• Written task:
Reproduce the listing below exactly, minus its pictures.

Entries from a visual dataset:
▶
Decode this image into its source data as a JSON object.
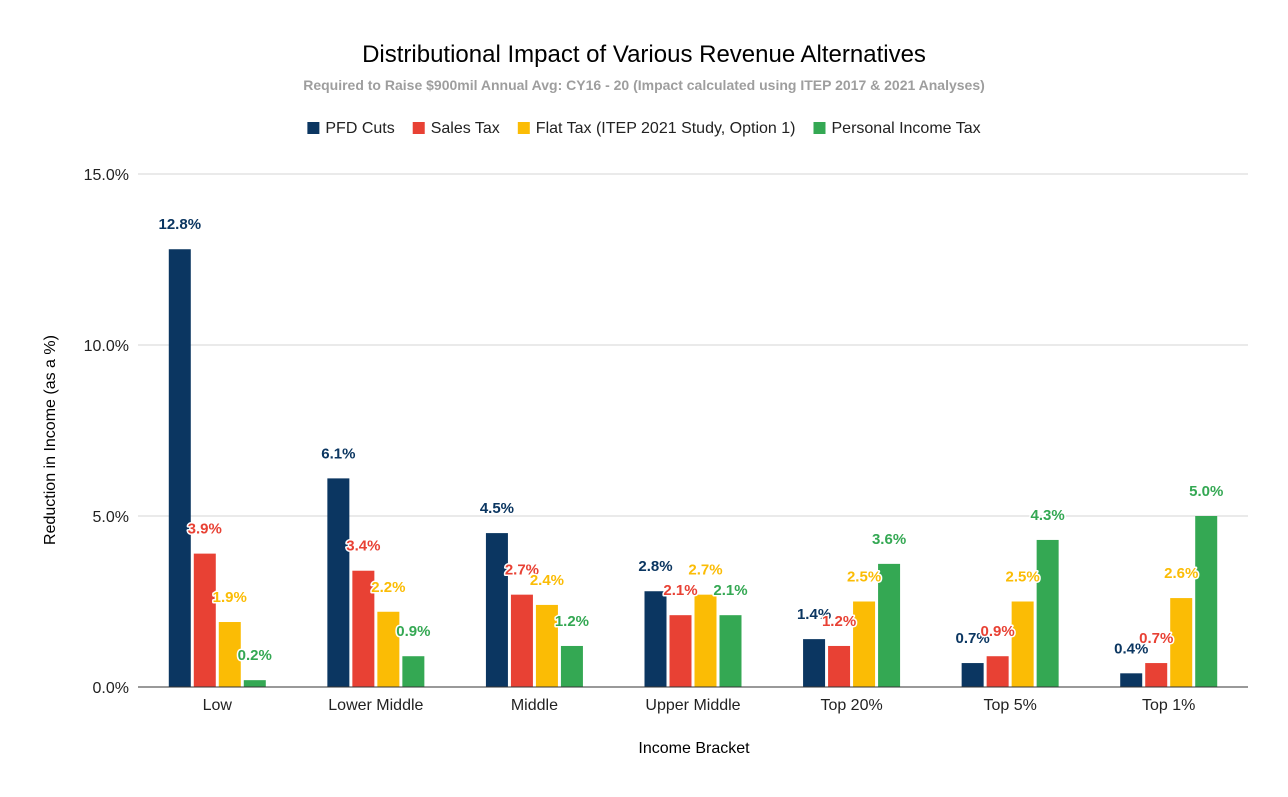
{
  "chart_data": {
    "type": "bar",
    "title": "Distributional Impact of Various Revenue Alternatives",
    "subtitle": "Required to Raise $900mil Annual Avg: CY16 - 20 (Impact calculated using ITEP 2017 & 2021 Analyses)",
    "xlabel": "Income Bracket",
    "ylabel": "Reduction in Income (as a %)",
    "ylim": [
      0,
      15
    ],
    "yticks": [
      {
        "value": 0,
        "label": "0.0%"
      },
      {
        "value": 5,
        "label": "5.0%"
      },
      {
        "value": 10,
        "label": "10.0%"
      },
      {
        "value": 15,
        "label": "15.0%"
      }
    ],
    "grid": true,
    "legend_position": "top",
    "categories": [
      "Low",
      "Lower Middle",
      "Middle",
      "Upper Middle",
      "Top 20%",
      "Top 5%",
      "Top 1%"
    ],
    "series": [
      {
        "name": "PFD Cuts",
        "color": "#0b3661",
        "values": [
          12.8,
          6.1,
          4.5,
          2.8,
          1.4,
          0.7,
          0.4
        ],
        "labels": [
          "12.8%",
          "6.1%",
          "4.5%",
          "2.8%",
          "1.4%",
          "0.7%",
          "0.4%"
        ]
      },
      {
        "name": "Sales Tax",
        "color": "#e84134",
        "values": [
          3.9,
          3.4,
          2.7,
          2.1,
          1.2,
          0.9,
          0.7
        ],
        "labels": [
          "3.9%",
          "3.4%",
          "2.7%",
          "2.1%",
          "1.2%",
          "0.9%",
          "0.7%"
        ]
      },
      {
        "name": "Flat Tax (ITEP 2021 Study, Option 1)",
        "color": "#fbbc05",
        "values": [
          1.9,
          2.2,
          2.4,
          2.7,
          2.5,
          2.5,
          2.6
        ],
        "labels": [
          "1.9%",
          "2.2%",
          "2.4%",
          "2.7%",
          "2.5%",
          "2.5%",
          "2.6%"
        ]
      },
      {
        "name": "Personal Income Tax",
        "color": "#34a853",
        "values": [
          0.2,
          0.9,
          1.2,
          2.1,
          3.6,
          4.3,
          5.0
        ],
        "labels": [
          "0.2%",
          "0.9%",
          "1.2%",
          "2.1%",
          "3.6%",
          "4.3%",
          "5.0%"
        ]
      }
    ]
  }
}
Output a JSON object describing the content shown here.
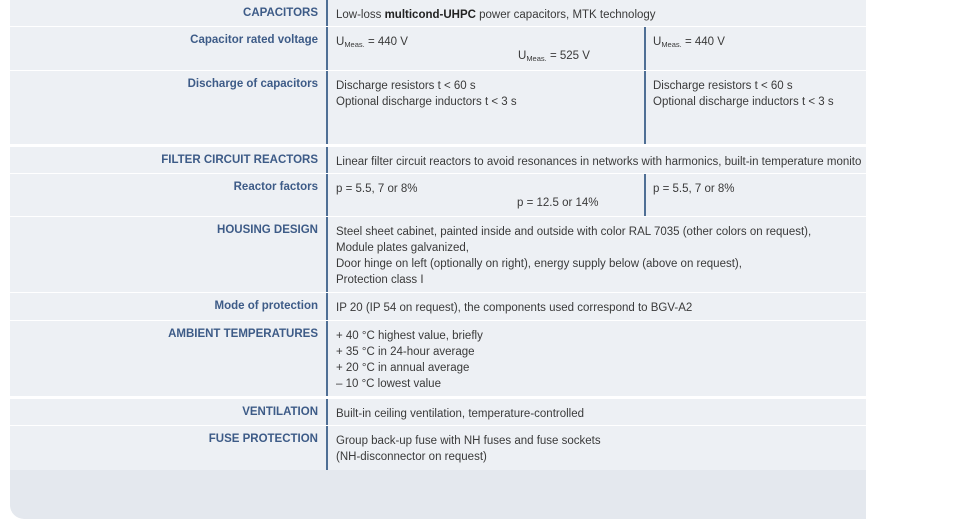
{
  "rows": {
    "capacitors": {
      "label": "CAPACITORS",
      "text_pre": "Low-loss ",
      "text_bold": "multicond-UHPC",
      "text_post": " power capacitors, MTK technology"
    },
    "rated_voltage": {
      "label": "Capacitor rated voltage",
      "u": "U",
      "sub": "Meas.",
      "left_value": "= 440 V",
      "mid_value": "= 525 V",
      "right_value": "= 440 V"
    },
    "discharge": {
      "label": "Discharge of capacitors",
      "left": [
        "Discharge resistors t < 60 s",
        "Optional discharge inductors t < 3 s"
      ],
      "right": [
        "Discharge resistors t < 60 s",
        "Optional discharge inductors t < 3 s"
      ]
    },
    "filter_reactors": {
      "label": "FILTER CIRCUIT REACTORS",
      "text": "Linear filter circuit reactors to avoid resonances in networks with harmonics, built-in temperature monito"
    },
    "reactor_factors": {
      "label": "Reactor factors",
      "left": "p = 5.5, 7 or 8%",
      "mid": "p = 12.5 or 14%",
      "right": "p = 5.5, 7 or 8%"
    },
    "housing": {
      "label": "HOUSING DESIGN",
      "lines": [
        "Steel sheet cabinet, painted inside and outside with color RAL 7035 (other colors on request),",
        "Module plates galvanized,",
        "Door hinge on left (optionally on right), energy supply below (above on request),",
        "Protection class I"
      ]
    },
    "protection": {
      "label": "Mode of protection",
      "text": "IP 20 (IP 54 on request), the components used correspond to BGV-A2"
    },
    "ambient": {
      "label": "AMBIENT TEMPERATURES",
      "lines": [
        "+ 40 °C highest value, briefly",
        "+ 35 °C in 24-hour average",
        "+ 20 °C in annual average",
        "– 10 °C lowest value"
      ]
    },
    "ventilation": {
      "label": "VENTILATION",
      "text": "Built-in ceiling ventilation, temperature-controlled"
    },
    "fuse": {
      "label": "FUSE PROTECTION",
      "lines": [
        "Group back-up fuse with NH fuses and fuse sockets",
        "(NH-disconnector on request)"
      ]
    }
  }
}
◀
• Finished task:
Decode this image into its source data as a JSON object.
{
  "chart_data": {
    "type": "bar",
    "title": "Distributional Impact of Various Revenue Alternatives",
    "subtitle": "Required to Raise $900mil Annual Avg: CY16 - 20 (Impact calculated using ITEP 2017 & 2021 Analyses)",
    "xlabel": "Income Bracket",
    "ylabel": "Reduction in Income (as a %)",
    "ylim": [
      0,
      15
    ],
    "yticks": [
      {
        "value": 0,
        "label": "0.0%"
      },
      {
        "value": 5,
        "label": "5.0%"
      },
      {
        "value": 10,
        "label": "10.0%"
      },
      {
        "value": 15,
        "label": "15.0%"
      }
    ],
    "grid": true,
    "legend_position": "top",
    "categories": [
      "Low",
      "Lower Middle",
      "Middle",
      "Upper Middle",
      "Top 20%",
      "Top 5%",
      "Top 1%"
    ],
    "series": [
      {
        "name": "PFD Cuts",
        "color": "#0b3661",
        "values": [
          12.8,
          6.1,
          4.5,
          2.8,
          1.4,
          0.7,
          0.4
        ],
        "labels": [
          "12.8%",
          "6.1%",
          "4.5%",
          "2.8%",
          "1.4%",
          "0.7%",
          "0.4%"
        ]
      },
      {
        "name": "Sales Tax",
        "color": "#e84134",
        "values": [
          3.9,
          3.4,
          2.7,
          2.1,
          1.2,
          0.9,
          0.7
        ],
        "labels": [
          "3.9%",
          "3.4%",
          "2.7%",
          "2.1%",
          "1.2%",
          "0.9%",
          "0.7%"
        ]
      },
      {
        "name": "Flat Tax (ITEP 2021 Study, Option 1)",
        "color": "#fbbc05",
        "values": [
          1.9,
          2.2,
          2.4,
          2.7,
          2.5,
          2.5,
          2.6
        ],
        "labels": [
          "1.9%",
          "2.2%",
          "2.4%",
          "2.7%",
          "2.5%",
          "2.5%",
          "2.6%"
        ]
      },
      {
        "name": "Personal Income Tax",
        "color": "#34a853",
        "values": [
          0.2,
          0.9,
          1.2,
          2.1,
          3.6,
          4.3,
          5.0
        ],
        "labels": [
          "0.2%",
          "0.9%",
          "1.2%",
          "2.1%",
          "3.6%",
          "4.3%",
          "5.0%"
        ]
      }
    ]
  }
}
Output a JSON object describing the content shown here.
{
  "rows": {
    "capacitors": {
      "label": "CAPACITORS",
      "text_pre": "Low-loss ",
      "text_bold": "multicond-UHPC",
      "text_post": " power capacitors, MTK technology"
    },
    "rated_voltage": {
      "label": "Capacitor rated voltage",
      "u": "U",
      "sub": "Meas.",
      "left_value": "= 440 V",
      "mid_value": "= 525 V",
      "right_value": "= 440 V"
    },
    "discharge": {
      "label": "Discharge of capacitors",
      "left": [
        "Discharge resistors t < 60 s",
        "Optional discharge inductors t < 3 s"
      ],
      "right": [
        "Discharge resistors t < 60 s",
        "Optional discharge inductors t < 3 s"
      ]
    },
    "filter_reactors": {
      "label": "FILTER CIRCUIT REACTORS",
      "text": "Linear filter circuit reactors to avoid resonances in networks with harmonics, built-in temperature monito"
    },
    "reactor_factors": {
      "label": "Reactor factors",
      "left": "p = 5.5, 7 or 8%",
      "mid": "p = 12.5 or 14%",
      "right": "p = 5.5, 7 or 8%"
    },
    "housing": {
      "label": "HOUSING DESIGN",
      "lines": [
        "Steel sheet cabinet, painted inside and outside with color RAL 7035 (other colors on request),",
        "Module plates galvanized,",
        "Door hinge on left (optionally on right), energy supply below (above on request),",
        "Protection class I"
      ]
    },
    "protection": {
      "label": "Mode of protection",
      "text": "IP 20 (IP 54 on request), the components used correspond to BGV-A2"
    },
    "ambient": {
      "label": "AMBIENT TEMPERATURES",
      "lines": [
        "+ 40 °C highest value, briefly",
        "+ 35 °C in 24-hour average",
        "+ 20 °C in annual average",
        "– 10 °C lowest value"
      ]
    },
    "ventilation": {
      "label": "VENTILATION",
      "text": "Built-in ceiling ventilation, temperature-controlled"
    },
    "fuse": {
      "label": "FUSE PROTECTION",
      "lines": [
        "Group back-up fuse with NH fuses and fuse sockets",
        "(NH-disconnector on request)"
      ]
    }
  }
}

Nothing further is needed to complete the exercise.